___ SUPPLIED MATERIAL ___

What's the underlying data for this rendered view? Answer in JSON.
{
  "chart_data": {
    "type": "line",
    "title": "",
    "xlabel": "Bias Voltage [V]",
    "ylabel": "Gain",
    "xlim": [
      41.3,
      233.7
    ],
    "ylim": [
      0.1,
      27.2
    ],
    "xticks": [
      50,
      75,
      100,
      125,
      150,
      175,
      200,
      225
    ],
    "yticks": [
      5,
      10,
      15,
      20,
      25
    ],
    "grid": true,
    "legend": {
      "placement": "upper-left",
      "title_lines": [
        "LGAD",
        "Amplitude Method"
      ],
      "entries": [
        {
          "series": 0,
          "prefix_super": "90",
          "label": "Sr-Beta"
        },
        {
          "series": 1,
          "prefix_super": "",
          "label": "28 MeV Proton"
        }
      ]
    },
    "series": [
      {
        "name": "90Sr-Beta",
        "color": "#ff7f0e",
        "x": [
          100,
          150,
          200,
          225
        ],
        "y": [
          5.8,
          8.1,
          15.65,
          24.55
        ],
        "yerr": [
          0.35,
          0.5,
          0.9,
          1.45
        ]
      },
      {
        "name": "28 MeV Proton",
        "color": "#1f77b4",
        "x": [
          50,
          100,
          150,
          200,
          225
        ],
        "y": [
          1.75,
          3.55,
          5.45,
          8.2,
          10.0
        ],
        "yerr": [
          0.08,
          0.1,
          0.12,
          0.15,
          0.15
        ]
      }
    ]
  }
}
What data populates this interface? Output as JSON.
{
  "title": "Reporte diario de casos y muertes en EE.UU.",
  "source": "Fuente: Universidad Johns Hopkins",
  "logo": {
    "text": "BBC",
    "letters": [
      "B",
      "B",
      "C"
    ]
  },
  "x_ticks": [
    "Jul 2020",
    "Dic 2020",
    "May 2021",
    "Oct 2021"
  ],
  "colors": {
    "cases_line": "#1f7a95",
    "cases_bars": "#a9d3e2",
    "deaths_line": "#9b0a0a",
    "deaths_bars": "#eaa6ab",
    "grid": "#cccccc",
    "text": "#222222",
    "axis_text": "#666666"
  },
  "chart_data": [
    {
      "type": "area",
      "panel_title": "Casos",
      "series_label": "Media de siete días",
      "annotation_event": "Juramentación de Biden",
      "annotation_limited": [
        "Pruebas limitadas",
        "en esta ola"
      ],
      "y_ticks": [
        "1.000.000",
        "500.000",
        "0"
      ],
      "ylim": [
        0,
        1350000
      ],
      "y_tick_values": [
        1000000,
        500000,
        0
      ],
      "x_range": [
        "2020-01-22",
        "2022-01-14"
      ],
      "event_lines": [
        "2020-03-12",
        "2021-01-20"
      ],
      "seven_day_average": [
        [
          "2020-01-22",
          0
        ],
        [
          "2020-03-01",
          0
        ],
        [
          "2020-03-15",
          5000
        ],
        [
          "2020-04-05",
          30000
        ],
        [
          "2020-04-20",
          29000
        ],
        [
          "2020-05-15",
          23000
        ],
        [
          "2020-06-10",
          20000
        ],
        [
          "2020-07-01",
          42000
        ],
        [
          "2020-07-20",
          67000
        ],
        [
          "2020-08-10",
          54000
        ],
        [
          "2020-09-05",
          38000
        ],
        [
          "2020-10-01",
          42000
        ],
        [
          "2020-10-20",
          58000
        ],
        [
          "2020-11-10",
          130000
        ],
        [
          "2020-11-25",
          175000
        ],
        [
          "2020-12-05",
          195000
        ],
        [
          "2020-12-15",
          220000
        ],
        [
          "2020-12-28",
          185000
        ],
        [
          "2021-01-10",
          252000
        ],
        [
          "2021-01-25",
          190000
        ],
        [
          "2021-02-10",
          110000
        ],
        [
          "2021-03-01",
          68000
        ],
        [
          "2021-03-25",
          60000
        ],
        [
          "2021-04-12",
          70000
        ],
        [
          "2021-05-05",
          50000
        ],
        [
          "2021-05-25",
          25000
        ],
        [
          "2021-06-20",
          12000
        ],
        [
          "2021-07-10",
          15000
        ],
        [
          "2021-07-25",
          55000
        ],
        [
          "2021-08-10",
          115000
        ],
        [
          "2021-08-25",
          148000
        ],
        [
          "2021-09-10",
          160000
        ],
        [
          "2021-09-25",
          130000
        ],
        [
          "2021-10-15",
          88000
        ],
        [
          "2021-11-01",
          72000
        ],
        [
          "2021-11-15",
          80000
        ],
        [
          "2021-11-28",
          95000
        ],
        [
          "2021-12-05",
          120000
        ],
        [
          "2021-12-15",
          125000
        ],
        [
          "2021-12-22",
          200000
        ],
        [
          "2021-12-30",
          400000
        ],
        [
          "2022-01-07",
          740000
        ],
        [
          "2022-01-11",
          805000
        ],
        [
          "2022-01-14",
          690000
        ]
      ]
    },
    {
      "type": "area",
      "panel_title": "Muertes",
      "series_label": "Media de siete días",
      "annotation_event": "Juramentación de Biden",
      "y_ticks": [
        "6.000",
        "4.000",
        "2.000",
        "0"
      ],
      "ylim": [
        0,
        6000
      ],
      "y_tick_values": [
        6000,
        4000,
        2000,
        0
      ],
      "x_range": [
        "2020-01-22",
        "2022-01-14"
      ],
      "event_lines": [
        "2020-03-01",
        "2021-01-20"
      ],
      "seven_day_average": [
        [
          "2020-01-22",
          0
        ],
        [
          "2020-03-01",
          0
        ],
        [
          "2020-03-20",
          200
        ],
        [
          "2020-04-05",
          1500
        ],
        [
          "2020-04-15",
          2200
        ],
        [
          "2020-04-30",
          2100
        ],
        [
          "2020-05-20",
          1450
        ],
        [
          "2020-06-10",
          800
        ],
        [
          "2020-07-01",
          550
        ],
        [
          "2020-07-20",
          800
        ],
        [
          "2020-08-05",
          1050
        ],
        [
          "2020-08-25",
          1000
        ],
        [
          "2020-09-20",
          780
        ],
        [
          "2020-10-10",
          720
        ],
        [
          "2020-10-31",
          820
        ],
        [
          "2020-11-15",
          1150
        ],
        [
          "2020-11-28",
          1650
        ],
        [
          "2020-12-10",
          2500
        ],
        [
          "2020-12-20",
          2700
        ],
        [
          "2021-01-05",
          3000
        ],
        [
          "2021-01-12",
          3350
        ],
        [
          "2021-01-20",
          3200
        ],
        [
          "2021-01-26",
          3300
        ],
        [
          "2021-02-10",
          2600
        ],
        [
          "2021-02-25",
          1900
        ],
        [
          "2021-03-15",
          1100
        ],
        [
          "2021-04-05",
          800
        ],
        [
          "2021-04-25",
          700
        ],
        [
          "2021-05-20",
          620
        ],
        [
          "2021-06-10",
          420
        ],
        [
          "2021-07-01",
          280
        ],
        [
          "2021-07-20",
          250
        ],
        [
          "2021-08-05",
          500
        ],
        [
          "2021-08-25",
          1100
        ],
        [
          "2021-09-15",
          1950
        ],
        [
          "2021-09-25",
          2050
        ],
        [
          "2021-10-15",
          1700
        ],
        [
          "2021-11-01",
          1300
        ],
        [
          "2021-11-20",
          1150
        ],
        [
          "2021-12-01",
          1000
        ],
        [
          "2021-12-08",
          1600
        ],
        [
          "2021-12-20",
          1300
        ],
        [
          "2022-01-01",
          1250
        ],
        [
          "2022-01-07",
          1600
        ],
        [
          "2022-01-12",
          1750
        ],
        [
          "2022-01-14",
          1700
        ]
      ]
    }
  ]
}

___

Repeat the material in full, exactly as it stands.

**THE REPLY:**
What's the underlying data for this rendered view? Answer in JSON.
{
  "chart_data": {
    "type": "line",
    "title": "",
    "xlabel": "Bias Voltage [V]",
    "ylabel": "Gain",
    "xlim": [
      41.3,
      233.7
    ],
    "ylim": [
      0.1,
      27.2
    ],
    "xticks": [
      50,
      75,
      100,
      125,
      150,
      175,
      200,
      225
    ],
    "yticks": [
      5,
      10,
      15,
      20,
      25
    ],
    "grid": true,
    "legend": {
      "placement": "upper-left",
      "title_lines": [
        "LGAD",
        "Amplitude Method"
      ],
      "entries": [
        {
          "series": 0,
          "prefix_super": "90",
          "label": "Sr-Beta"
        },
        {
          "series": 1,
          "prefix_super": "",
          "label": "28 MeV Proton"
        }
      ]
    },
    "series": [
      {
        "name": "90Sr-Beta",
        "color": "#ff7f0e",
        "x": [
          100,
          150,
          200,
          225
        ],
        "y": [
          5.8,
          8.1,
          15.65,
          24.55
        ],
        "yerr": [
          0.35,
          0.5,
          0.9,
          1.45
        ]
      },
      {
        "name": "28 MeV Proton",
        "color": "#1f77b4",
        "x": [
          50,
          100,
          150,
          200,
          225
        ],
        "y": [
          1.75,
          3.55,
          5.45,
          8.2,
          10.0
        ],
        "yerr": [
          0.08,
          0.1,
          0.12,
          0.15,
          0.15
        ]
      }
    ]
  }
}
What data populates this interface? Output as JSON.
{
  "title": "Reporte diario de casos y muertes en EE.UU.",
  "source": "Fuente: Universidad Johns Hopkins",
  "logo": {
    "text": "BBC",
    "letters": [
      "B",
      "B",
      "C"
    ]
  },
  "x_ticks": [
    "Jul 2020",
    "Dic 2020",
    "May 2021",
    "Oct 2021"
  ],
  "colors": {
    "cases_line": "#1f7a95",
    "cases_bars": "#a9d3e2",
    "deaths_line": "#9b0a0a",
    "deaths_bars": "#eaa6ab",
    "grid": "#cccccc",
    "text": "#222222",
    "axis_text": "#666666"
  },
  "chart_data": [
    {
      "type": "area",
      "panel_title": "Casos",
      "series_label": "Media de siete días",
      "annotation_event": "Juramentación de Biden",
      "annotation_limited": [
        "Pruebas limitadas",
        "en esta ola"
      ],
      "y_ticks": [
        "1.000.000",
        "500.000",
        "0"
      ],
      "ylim": [
        0,
        1350000
      ],
      "y_tick_values": [
        1000000,
        500000,
        0
      ],
      "x_range": [
        "2020-01-22",
        "2022-01-14"
      ],
      "event_lines": [
        "2020-03-12",
        "2021-01-20"
      ],
      "seven_day_average": [
        [
          "2020-01-22",
          0
        ],
        [
          "2020-03-01",
          0
        ],
        [
          "2020-03-15",
          5000
        ],
        [
          "2020-04-05",
          30000
        ],
        [
          "2020-04-20",
          29000
        ],
        [
          "2020-05-15",
          23000
        ],
        [
          "2020-06-10",
          20000
        ],
        [
          "2020-07-01",
          42000
        ],
        [
          "2020-07-20",
          67000
        ],
        [
          "2020-08-10",
          54000
        ],
        [
          "2020-09-05",
          38000
        ],
        [
          "2020-10-01",
          42000
        ],
        [
          "2020-10-20",
          58000
        ],
        [
          "2020-11-10",
          130000
        ],
        [
          "2020-11-25",
          175000
        ],
        [
          "2020-12-05",
          195000
        ],
        [
          "2020-12-15",
          220000
        ],
        [
          "2020-12-28",
          185000
        ],
        [
          "2021-01-10",
          252000
        ],
        [
          "2021-01-25",
          190000
        ],
        [
          "2021-02-10",
          110000
        ],
        [
          "2021-03-01",
          68000
        ],
        [
          "2021-03-25",
          60000
        ],
        [
          "2021-04-12",
          70000
        ],
        [
          "2021-05-05",
          50000
        ],
        [
          "2021-05-25",
          25000
        ],
        [
          "2021-06-20",
          12000
        ],
        [
          "2021-07-10",
          15000
        ],
        [
          "2021-07-25",
          55000
        ],
        [
          "2021-08-10",
          115000
        ],
        [
          "2021-08-25",
          148000
        ],
        [
          "2021-09-10",
          160000
        ],
        [
          "2021-09-25",
          130000
        ],
        [
          "2021-10-15",
          88000
        ],
        [
          "2021-11-01",
          72000
        ],
        [
          "2021-11-15",
          80000
        ],
        [
          "2021-11-28",
          95000
        ],
        [
          "2021-12-05",
          120000
        ],
        [
          "2021-12-15",
          125000
        ],
        [
          "2021-12-22",
          200000
        ],
        [
          "2021-12-30",
          400000
        ],
        [
          "2022-01-07",
          740000
        ],
        [
          "2022-01-11",
          805000
        ],
        [
          "2022-01-14",
          690000
        ]
      ]
    },
    {
      "type": "area",
      "panel_title": "Muertes",
      "series_label": "Media de siete días",
      "annotation_event": "Juramentación de Biden",
      "y_ticks": [
        "6.000",
        "4.000",
        "2.000",
        "0"
      ],
      "ylim": [
        0,
        6000
      ],
      "y_tick_values": [
        6000,
        4000,
        2000,
        0
      ],
      "x_range": [
        "2020-01-22",
        "2022-01-14"
      ],
      "event_lines": [
        "2020-03-01",
        "2021-01-20"
      ],
      "seven_day_average": [
        [
          "2020-01-22",
          0
        ],
        [
          "2020-03-01",
          0
        ],
        [
          "2020-03-20",
          200
        ],
        [
          "2020-04-05",
          1500
        ],
        [
          "2020-04-15",
          2200
        ],
        [
          "2020-04-30",
          2100
        ],
        [
          "2020-05-20",
          1450
        ],
        [
          "2020-06-10",
          800
        ],
        [
          "2020-07-01",
          550
        ],
        [
          "2020-07-20",
          800
        ],
        [
          "2020-08-05",
          1050
        ],
        [
          "2020-08-25",
          1000
        ],
        [
          "2020-09-20",
          780
        ],
        [
          "2020-10-10",
          720
        ],
        [
          "2020-10-31",
          820
        ],
        [
          "2020-11-15",
          1150
        ],
        [
          "2020-11-28",
          1650
        ],
        [
          "2020-12-10",
          2500
        ],
        [
          "2020-12-20",
          2700
        ],
        [
          "2021-01-05",
          3000
        ],
        [
          "2021-01-12",
          3350
        ],
        [
          "2021-01-20",
          3200
        ],
        [
          "2021-01-26",
          3300
        ],
        [
          "2021-02-10",
          2600
        ],
        [
          "2021-02-25",
          1900
        ],
        [
          "2021-03-15",
          1100
        ],
        [
          "2021-04-05",
          800
        ],
        [
          "2021-04-25",
          700
        ],
        [
          "2021-05-20",
          620
        ],
        [
          "2021-06-10",
          420
        ],
        [
          "2021-07-01",
          280
        ],
        [
          "2021-07-20",
          250
        ],
        [
          "2021-08-05",
          500
        ],
        [
          "2021-08-25",
          1100
        ],
        [
          "2021-09-15",
          1950
        ],
        [
          "2021-09-25",
          2050
        ],
        [
          "2021-10-15",
          1700
        ],
        [
          "2021-11-01",
          1300
        ],
        [
          "2021-11-20",
          1150
        ],
        [
          "2021-12-01",
          1000
        ],
        [
          "2021-12-08",
          1600
        ],
        [
          "2021-12-20",
          1300
        ],
        [
          "2022-01-01",
          1250
        ],
        [
          "2022-01-07",
          1600
        ],
        [
          "2022-01-12",
          1750
        ],
        [
          "2022-01-14",
          1700
        ]
      ]
    }
  ]
}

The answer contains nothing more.